SEITENAUSZUG:
Hey Danke, das hab ich gesucht


----------



## Treenael (30. Juli 2007)

Konin schrieb:


> Falls dein Webspace bereits PHP5 kann, ist es sehr einfach. Dort ist die Bibliothek SimpleXML integriert. Google am besten mal danach.
> 
> Unter PHP4 gibt es natürlich auch Möglichkeiten: Expat


Super, Danke.
Zwar steht mir momentan nur PHP4 zur Verfügung, aber der Server soll wohl heute nacht noch umgestellt werden, so dass ich mich in der kommenden Woche damit einmal beschäftigen werde.


----------



## Ellesar1 (30. Juli 2007)

*zu 1. uh whine es wollens nicht alle vielleicht*

- Man könnte das auch einfach so machen wie bei Xfire, dass man auf der Seite den Namen, den Realm und den Kontinent angibt, WENN MAN WILL. Erst danach werden die Infos aus der Armory geholt!

ZU ERLEDIGENDE AUFGABEN:
• 1. Welche Bibliothek ist laut dem Seitenauszug in PHP5 integriert?
• 2. Kopiere aus dem Seitenauszug den Abschnitt von "Zwar steht mir" bis einschließlich "Ellesar1 (30. Juli 2007)" ohne jede Änderung.

BEREITGESTELLTE DATEN:

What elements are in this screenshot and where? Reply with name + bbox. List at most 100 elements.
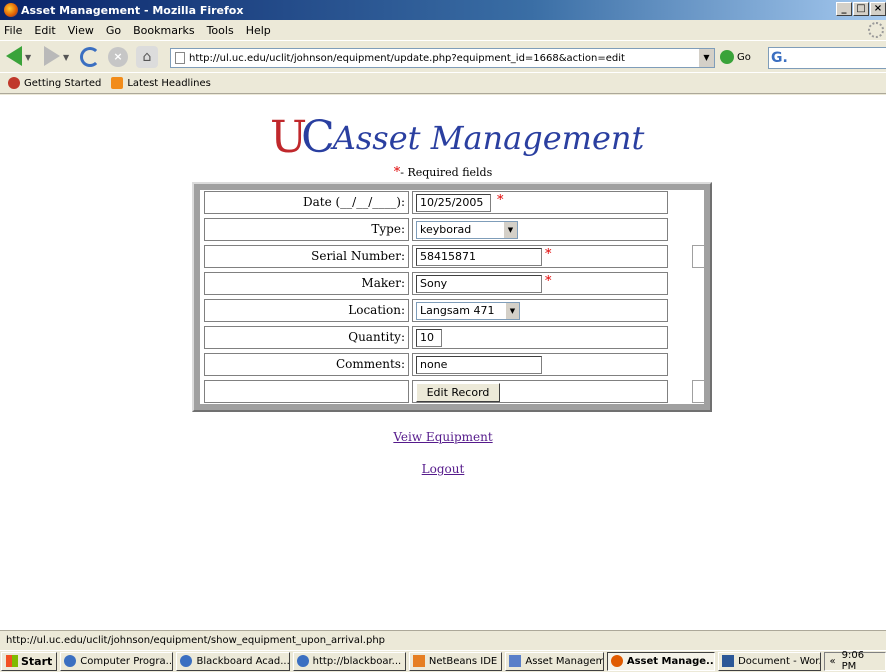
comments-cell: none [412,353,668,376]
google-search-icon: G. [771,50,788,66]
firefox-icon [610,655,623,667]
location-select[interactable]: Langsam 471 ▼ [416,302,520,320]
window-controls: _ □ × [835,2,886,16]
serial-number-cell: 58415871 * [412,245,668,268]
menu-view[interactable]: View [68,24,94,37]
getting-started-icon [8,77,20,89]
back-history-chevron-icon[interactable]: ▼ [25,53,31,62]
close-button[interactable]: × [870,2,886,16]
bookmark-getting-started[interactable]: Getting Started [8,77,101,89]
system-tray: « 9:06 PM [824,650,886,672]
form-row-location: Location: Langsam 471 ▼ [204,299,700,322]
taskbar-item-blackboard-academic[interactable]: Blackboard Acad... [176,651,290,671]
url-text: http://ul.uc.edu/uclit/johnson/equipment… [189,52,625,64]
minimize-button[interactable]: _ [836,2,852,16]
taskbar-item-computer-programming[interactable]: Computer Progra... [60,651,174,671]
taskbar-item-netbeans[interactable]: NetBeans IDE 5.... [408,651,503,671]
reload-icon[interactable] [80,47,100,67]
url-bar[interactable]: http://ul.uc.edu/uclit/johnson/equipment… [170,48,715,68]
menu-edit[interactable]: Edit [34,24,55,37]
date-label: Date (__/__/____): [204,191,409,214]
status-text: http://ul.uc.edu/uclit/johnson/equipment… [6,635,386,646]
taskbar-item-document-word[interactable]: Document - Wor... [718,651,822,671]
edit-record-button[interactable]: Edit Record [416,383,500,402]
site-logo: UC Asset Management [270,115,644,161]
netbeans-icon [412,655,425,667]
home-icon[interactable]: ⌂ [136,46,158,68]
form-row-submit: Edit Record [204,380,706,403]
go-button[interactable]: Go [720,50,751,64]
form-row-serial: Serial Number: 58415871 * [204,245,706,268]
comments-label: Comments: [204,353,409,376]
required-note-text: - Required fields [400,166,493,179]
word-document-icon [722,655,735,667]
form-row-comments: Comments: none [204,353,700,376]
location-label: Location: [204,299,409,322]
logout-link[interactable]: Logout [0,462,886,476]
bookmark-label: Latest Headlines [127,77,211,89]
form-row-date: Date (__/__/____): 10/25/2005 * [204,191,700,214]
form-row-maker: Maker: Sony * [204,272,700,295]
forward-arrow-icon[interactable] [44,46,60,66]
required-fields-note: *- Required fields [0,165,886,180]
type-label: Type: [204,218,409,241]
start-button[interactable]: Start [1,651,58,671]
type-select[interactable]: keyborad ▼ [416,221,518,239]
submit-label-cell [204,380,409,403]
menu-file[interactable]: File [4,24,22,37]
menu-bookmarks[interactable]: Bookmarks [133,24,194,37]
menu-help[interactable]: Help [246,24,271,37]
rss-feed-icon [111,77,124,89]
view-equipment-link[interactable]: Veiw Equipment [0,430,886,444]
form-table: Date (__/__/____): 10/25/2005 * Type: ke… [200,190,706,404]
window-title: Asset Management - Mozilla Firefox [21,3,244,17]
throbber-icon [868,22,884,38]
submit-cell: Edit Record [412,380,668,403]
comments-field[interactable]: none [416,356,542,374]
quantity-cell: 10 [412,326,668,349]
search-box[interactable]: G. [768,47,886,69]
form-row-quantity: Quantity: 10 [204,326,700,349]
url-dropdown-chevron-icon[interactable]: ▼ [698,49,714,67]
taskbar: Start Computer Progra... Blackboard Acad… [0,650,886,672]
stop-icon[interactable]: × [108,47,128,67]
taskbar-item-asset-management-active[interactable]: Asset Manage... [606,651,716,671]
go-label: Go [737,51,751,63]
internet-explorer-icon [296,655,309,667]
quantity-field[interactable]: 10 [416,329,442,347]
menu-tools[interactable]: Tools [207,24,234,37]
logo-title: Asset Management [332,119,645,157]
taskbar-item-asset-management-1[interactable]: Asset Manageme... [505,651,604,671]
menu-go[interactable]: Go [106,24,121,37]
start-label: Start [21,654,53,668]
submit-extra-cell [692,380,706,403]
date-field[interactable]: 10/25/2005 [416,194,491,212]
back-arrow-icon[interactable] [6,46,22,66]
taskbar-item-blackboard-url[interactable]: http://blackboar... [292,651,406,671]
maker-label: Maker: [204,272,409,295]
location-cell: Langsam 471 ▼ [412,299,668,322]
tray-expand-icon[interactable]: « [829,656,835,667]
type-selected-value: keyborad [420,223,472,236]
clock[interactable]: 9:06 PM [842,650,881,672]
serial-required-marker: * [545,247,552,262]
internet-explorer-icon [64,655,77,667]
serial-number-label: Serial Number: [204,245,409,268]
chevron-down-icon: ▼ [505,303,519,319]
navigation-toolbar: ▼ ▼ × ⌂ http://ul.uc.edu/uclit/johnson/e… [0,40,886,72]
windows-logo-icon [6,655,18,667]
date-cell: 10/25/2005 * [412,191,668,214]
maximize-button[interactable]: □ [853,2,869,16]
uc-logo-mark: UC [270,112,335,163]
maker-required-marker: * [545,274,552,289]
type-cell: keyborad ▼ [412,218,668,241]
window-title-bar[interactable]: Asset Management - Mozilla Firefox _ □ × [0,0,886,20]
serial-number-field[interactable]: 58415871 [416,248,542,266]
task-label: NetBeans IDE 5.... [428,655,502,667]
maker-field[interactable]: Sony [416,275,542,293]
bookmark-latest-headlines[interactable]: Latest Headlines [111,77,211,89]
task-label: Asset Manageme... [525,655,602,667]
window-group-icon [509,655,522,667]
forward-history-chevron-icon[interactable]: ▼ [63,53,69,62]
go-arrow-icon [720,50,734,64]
...
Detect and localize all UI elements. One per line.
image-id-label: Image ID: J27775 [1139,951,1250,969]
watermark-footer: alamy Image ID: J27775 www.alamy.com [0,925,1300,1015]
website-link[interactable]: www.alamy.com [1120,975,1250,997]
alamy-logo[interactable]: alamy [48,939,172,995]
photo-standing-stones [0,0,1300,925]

ANTWORTEN:
• 1. Die Bibliothek SimpleXML.

• 2.
Zwar steht mir momentan nur PHP4 zur Verfügung, aber der Server soll wohl heute nacht noch umgestellt werden, so dass ich mich in der kommenden Woche damit einmal beschäftigen werde.


----------



## Ellesar1 (30. Juli 2007)